[INSTRUCTION] Output every line of the records below word for word, leaving out the pictures.

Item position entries
----------------
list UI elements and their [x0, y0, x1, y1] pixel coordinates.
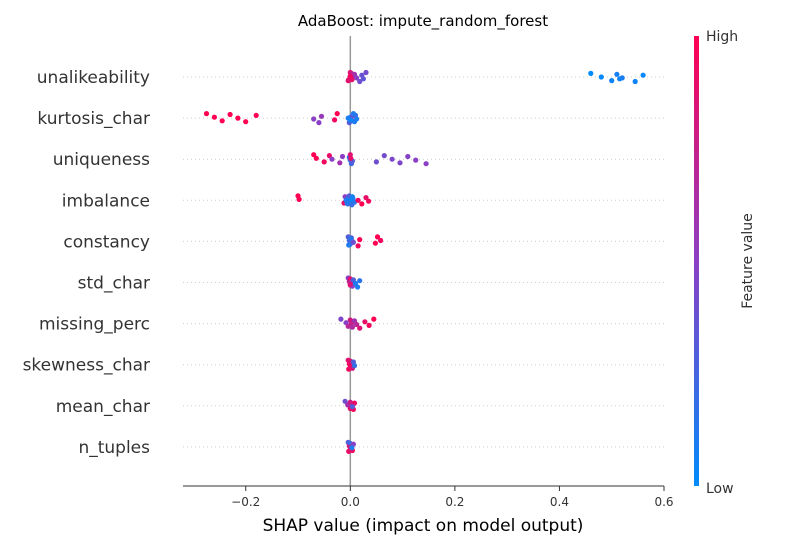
chart-title: AdaBoost: impute_random_forest	[298, 12, 548, 31]
shap-point-uniqueness	[326, 153, 332, 159]
shap-point-imbalance	[296, 196, 302, 202]
shap-point-missing_perc	[338, 316, 344, 322]
feature-label-constancy: constancy	[63, 232, 150, 252]
shap-point-constancy	[378, 237, 384, 244]
shap-point-constancy	[348, 236, 354, 242]
shap-point-kurtosis_char	[354, 116, 360, 122]
x-axis-ticks: −0.2 0.0 0.2 0.4 0.6	[231, 486, 674, 509]
shap-point-missing_perc	[362, 319, 368, 325]
feature-label-skewness_char: skewness_char	[23, 356, 150, 376]
shap-point-uniqueness	[337, 160, 343, 166]
shap-point-unalikeability	[357, 78, 363, 85]
shap-point-uniqueness	[413, 157, 419, 163]
feature-label-missing_perc: missing_perc	[39, 315, 150, 335]
colorbar-title: Feature value	[740, 213, 756, 309]
shap-point-kurtosis_char	[243, 119, 249, 125]
shap-point-imbalance	[363, 195, 369, 201]
shap-point-kurtosis_char	[316, 120, 322, 126]
feature-label-kurtosis_char: kurtosis_char	[37, 109, 150, 129]
shap-point-missing_perc	[357, 325, 363, 331]
shap-point-uniqueness	[329, 156, 335, 162]
shap-point-constancy	[357, 237, 363, 243]
shap-point-unalikeability	[360, 76, 366, 82]
shap-point-mean_char	[349, 404, 355, 410]
x-axis-label: SHAP value (impact on model output)	[263, 516, 584, 536]
shap-point-uniqueness	[321, 159, 327, 165]
shap-point-constancy	[372, 240, 378, 246]
shap-point-constancy	[346, 242, 352, 248]
shap-point-constancy	[355, 243, 361, 249]
shap-point-uniqueness	[348, 155, 354, 161]
shap-point-n_tuples	[346, 448, 352, 454]
shap-point-kurtosis_char	[350, 111, 356, 117]
shap-point-kurtosis_char	[203, 111, 210, 117]
shap-point-unalikeability	[609, 78, 615, 84]
shap-point-kurtosis_char	[235, 115, 241, 121]
feature-label-mean_char: mean_char	[56, 397, 150, 417]
x-tick-label: −0.2	[231, 495, 260, 509]
shap-point-unalikeability	[588, 70, 594, 76]
feature-label-std_char: std_char	[78, 274, 150, 294]
shap-point-kurtosis_char	[334, 111, 340, 117]
shap-point-std_char	[357, 278, 363, 284]
shap-point-unalikeability	[614, 71, 620, 77]
shap-point-unalikeability	[632, 78, 638, 85]
feature-label-imbalance: imbalance	[62, 191, 150, 211]
shap-point-uniqueness	[339, 153, 346, 160]
shap-point-missing_perc	[371, 316, 377, 322]
shap-point-kurtosis_char	[227, 111, 233, 118]
shap-point-unalikeability	[354, 75, 360, 81]
feature-label-unalikeability: unalikeability	[37, 68, 150, 88]
shap-point-imbalance	[349, 194, 355, 200]
shap-point-imbalance	[344, 200, 350, 206]
shap-point-kurtosis_char	[332, 117, 338, 123]
shap-point-unalikeability	[598, 74, 604, 80]
shap-point-std_char	[347, 281, 353, 287]
shap-point-kurtosis_char	[253, 112, 259, 118]
shap-point-kurtosis_char	[311, 116, 317, 122]
feature-gridlines	[183, 76, 664, 448]
colorbar	[694, 36, 699, 486]
shap-point-constancy	[374, 234, 381, 240]
shap-point-kurtosis_char	[211, 114, 217, 120]
shap-point-imbalance	[366, 198, 372, 204]
colorbar-high-label: High	[706, 29, 738, 45]
shap-point-missing_perc	[354, 321, 360, 328]
shap-point-kurtosis_char	[347, 117, 353, 123]
shap-point-imbalance	[355, 197, 361, 203]
shap-point-unalikeability	[349, 77, 355, 83]
shap-point-uniqueness	[373, 159, 379, 165]
shap-point-mean_char	[342, 398, 348, 404]
shap-point-unalikeability	[363, 69, 369, 76]
shap-point-uniqueness	[405, 153, 411, 160]
shap-point-n_tuples	[349, 445, 355, 451]
x-tick-label: 0.2	[445, 495, 464, 509]
feature-labels: unalikeability kurtosis_char uniqueness imb…	[23, 68, 151, 458]
shap-point-uniqueness	[389, 156, 395, 162]
shap-point-uniqueness	[313, 155, 319, 161]
x-tick-label: 0.0	[341, 495, 360, 509]
shap-point-kurtosis_char	[219, 118, 225, 124]
shap-point-imbalance	[359, 201, 365, 207]
feature-label-n_tuples: n_tuples	[78, 438, 150, 458]
shap-point-std_char	[355, 284, 361, 290]
shap-point-skewness_char	[346, 366, 352, 372]
shap-point-unalikeability	[617, 76, 623, 82]
x-tick-label: 0.4	[550, 495, 569, 509]
shap-point-missing_perc	[366, 322, 372, 328]
shap-point-unalikeability	[640, 72, 646, 78]
shap-point-uniqueness	[423, 161, 429, 167]
shap-point-missing_perc	[349, 324, 355, 330]
shap-point-constancy	[350, 239, 356, 245]
shap-point-kurtosis_char	[318, 113, 325, 119]
shap-point-skewness_char	[351, 363, 358, 369]
shap-point-uniqueness	[311, 152, 317, 158]
shap-points	[203, 69, 646, 454]
shap-point-uniqueness	[381, 153, 387, 159]
x-tick-label: 0.6	[654, 495, 673, 509]
feature-label-uniqueness: uniqueness	[53, 150, 150, 170]
shap-point-uniqueness	[397, 160, 403, 166]
colorbar-low-label: Low	[706, 481, 734, 497]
----------------
[ANSWER TO THIS EXERCISE]
list UI elements and their [x0, y0, x1, y1] pixel coordinates.
chart-title: AdaBoost: impute_random_forest	[298, 12, 548, 31]
shap-point-uniqueness	[326, 153, 332, 159]
shap-point-imbalance	[296, 196, 302, 202]
shap-point-missing_perc	[338, 316, 344, 322]
feature-label-constancy: constancy	[63, 232, 150, 252]
shap-point-constancy	[378, 237, 384, 244]
shap-point-constancy	[348, 236, 354, 242]
shap-point-kurtosis_char	[354, 116, 360, 122]
x-axis-ticks: −0.2 0.0 0.2 0.4 0.6	[231, 486, 674, 509]
shap-point-missing_perc	[362, 319, 368, 325]
feature-label-skewness_char: skewness_char	[23, 356, 150, 376]
shap-point-uniqueness	[337, 160, 343, 166]
shap-point-unalikeability	[357, 78, 363, 85]
shap-point-uniqueness	[413, 157, 419, 163]
feature-label-missing_perc: missing_perc	[39, 315, 150, 335]
colorbar-title: Feature value	[740, 213, 756, 309]
shap-point-kurtosis_char	[243, 119, 249, 125]
shap-point-imbalance	[363, 195, 369, 201]
shap-point-kurtosis_char	[316, 120, 322, 126]
feature-label-kurtosis_char: kurtosis_char	[37, 109, 150, 129]
shap-point-missing_perc	[357, 325, 363, 331]
shap-point-uniqueness	[329, 156, 335, 162]
shap-point-constancy	[357, 237, 363, 243]
shap-point-unalikeability	[360, 76, 366, 82]
shap-point-mean_char	[349, 404, 355, 410]
x-axis-label: SHAP value (impact on model output)	[263, 516, 584, 536]
shap-point-uniqueness	[321, 159, 327, 165]
shap-point-constancy	[372, 240, 378, 246]
shap-point-constancy	[346, 242, 352, 248]
shap-point-constancy	[355, 243, 361, 249]
shap-point-uniqueness	[348, 155, 354, 161]
shap-point-n_tuples	[346, 448, 352, 454]
shap-point-kurtosis_char	[350, 111, 356, 117]
shap-point-kurtosis_char	[203, 111, 210, 117]
shap-point-unalikeability	[609, 78, 615, 84]
shap-point-kurtosis_char	[235, 115, 241, 121]
feature-label-mean_char: mean_char	[56, 397, 150, 417]
x-tick-label: −0.2	[231, 495, 260, 509]
shap-point-unalikeability	[588, 70, 594, 76]
feature-label-std_char: std_char	[78, 274, 150, 294]
shap-point-kurtosis_char	[334, 111, 340, 117]
shap-point-std_char	[357, 278, 363, 284]
shap-point-unalikeability	[614, 71, 620, 77]
shap-point-unalikeability	[632, 78, 638, 85]
feature-label-imbalance: imbalance	[62, 191, 150, 211]
shap-point-uniqueness	[339, 153, 346, 160]
shap-point-missing_perc	[371, 316, 377, 322]
shap-point-kurtosis_char	[227, 111, 233, 118]
shap-point-unalikeability	[354, 75, 360, 81]
feature-label-unalikeability: unalikeability	[37, 68, 150, 88]
shap-point-imbalance	[349, 194, 355, 200]
shap-point-imbalance	[344, 200, 350, 206]
shap-point-kurtosis_char	[332, 117, 338, 123]
shap-point-unalikeability	[598, 74, 604, 80]
shap-point-std_char	[347, 281, 353, 287]
shap-point-kurtosis_char	[253, 112, 259, 118]
shap-point-kurtosis_char	[311, 116, 317, 122]
feature-gridlines	[183, 76, 664, 448]
colorbar	[694, 36, 699, 486]
shap-point-constancy	[374, 234, 381, 240]
shap-point-kurtosis_char	[211, 114, 217, 120]
shap-point-imbalance	[366, 198, 372, 204]
colorbar-high-label: High	[706, 29, 738, 45]
shap-point-missing_perc	[354, 321, 360, 328]
shap-point-kurtosis_char	[347, 117, 353, 123]
shap-point-imbalance	[355, 197, 361, 203]
shap-point-unalikeability	[349, 77, 355, 83]
shap-point-uniqueness	[373, 159, 379, 165]
shap-point-mean_char	[342, 398, 348, 404]
shap-point-unalikeability	[363, 69, 369, 76]
shap-point-uniqueness	[405, 153, 411, 160]
shap-point-n_tuples	[349, 445, 355, 451]
x-tick-label: 0.2	[445, 495, 464, 509]
feature-labels: unalikeability kurtosis_char uniqueness imb…	[23, 68, 151, 458]
shap-point-uniqueness	[389, 156, 395, 162]
shap-point-uniqueness	[313, 155, 319, 161]
x-tick-label: 0.0	[341, 495, 360, 509]
shap-point-kurtosis_char	[219, 118, 225, 124]
shap-point-imbalance	[359, 201, 365, 207]
feature-label-n_tuples: n_tuples	[78, 438, 150, 458]
shap-point-std_char	[355, 284, 361, 290]
shap-point-skewness_char	[346, 366, 352, 372]
shap-point-unalikeability	[617, 76, 623, 82]
x-tick-label: 0.4	[550, 495, 569, 509]
shap-point-missing_perc	[366, 322, 372, 328]
shap-point-unalikeability	[640, 72, 646, 78]
shap-point-uniqueness	[423, 161, 429, 167]
shap-point-missing_perc	[349, 324, 355, 330]
shap-point-constancy	[350, 239, 356, 245]
shap-point-kurtosis_char	[318, 113, 325, 119]
shap-point-skewness_char	[351, 363, 358, 369]
shap-point-uniqueness	[311, 152, 317, 158]
shap-points	[203, 69, 646, 454]
shap-point-uniqueness	[381, 153, 387, 159]
x-tick-label: 0.6	[654, 495, 673, 509]
feature-label-uniqueness: uniqueness	[53, 150, 150, 170]
shap-point-uniqueness	[397, 160, 403, 166]
colorbar-low-label: Low	[706, 481, 734, 497]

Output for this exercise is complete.